What is required:
Below are some entries. Output each one exactly as it appears.

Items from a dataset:
══════
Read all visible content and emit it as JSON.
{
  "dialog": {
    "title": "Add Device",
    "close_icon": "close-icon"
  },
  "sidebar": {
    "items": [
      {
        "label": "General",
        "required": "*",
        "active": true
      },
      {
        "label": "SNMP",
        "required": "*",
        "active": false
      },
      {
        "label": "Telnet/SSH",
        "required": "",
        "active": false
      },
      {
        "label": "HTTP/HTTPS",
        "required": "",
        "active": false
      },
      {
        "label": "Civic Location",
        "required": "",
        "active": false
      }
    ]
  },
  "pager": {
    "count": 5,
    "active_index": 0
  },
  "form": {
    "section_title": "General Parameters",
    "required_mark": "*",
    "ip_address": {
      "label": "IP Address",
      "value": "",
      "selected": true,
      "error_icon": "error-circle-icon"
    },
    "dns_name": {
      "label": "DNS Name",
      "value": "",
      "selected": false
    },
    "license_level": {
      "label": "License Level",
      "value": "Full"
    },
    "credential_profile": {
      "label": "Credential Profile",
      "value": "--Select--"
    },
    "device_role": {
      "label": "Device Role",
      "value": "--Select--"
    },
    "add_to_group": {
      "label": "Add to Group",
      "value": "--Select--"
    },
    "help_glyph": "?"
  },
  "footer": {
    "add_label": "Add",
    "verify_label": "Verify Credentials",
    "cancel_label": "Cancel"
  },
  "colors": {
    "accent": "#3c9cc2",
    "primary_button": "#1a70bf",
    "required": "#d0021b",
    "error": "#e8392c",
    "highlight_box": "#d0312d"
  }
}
══════
Answer:
Read all visible content and emit it as JSON.
{
  "dialog": {
    "title": "Add Device",
    "close_icon": "close-icon"
  },
  "sidebar": {
    "items": [
      {
        "label": "General",
        "required": "*",
        "active": true
      },
      {
        "label": "SNMP",
        "required": "*",
        "active": false
      },
      {
        "label": "Telnet/SSH",
        "required": "",
        "active": false
      },
      {
        "label": "HTTP/HTTPS",
        "required": "",
        "active": false
      },
      {
        "label": "Civic Location",
        "required": "",
        "active": false
      }
    ]
  },
  "pager": {
    "count": 5,
    "active_index": 0
  },
  "form": {
    "section_title": "General Parameters",
    "required_mark": "*",
    "ip_address": {
      "label": "IP Address",
      "value": "",
      "selected": true,
      "error_icon": "error-circle-icon"
    },
    "dns_name": {
      "label": "DNS Name",
      "value": "",
      "selected": false
    },
    "license_level": {
      "label": "License Level",
      "value": "Full"
    },
    "credential_profile": {
      "label": "Credential Profile",
      "value": "--Select--"
    },
    "device_role": {
      "label": "Device Role",
      "value": "--Select--"
    },
    "add_to_group": {
      "label": "Add to Group",
      "value": "--Select--"
    },
    "help_glyph": "?"
  },
  "footer": {
    "add_label": "Add",
    "verify_label": "Verify Credentials",
    "cancel_label": "Cancel"
  },
  "colors": {
    "accent": "#3c9cc2",
    "primary_button": "#1a70bf",
    "required": "#d0021b",
    "error": "#e8392c",
    "highlight_box": "#d0312d"
  }
}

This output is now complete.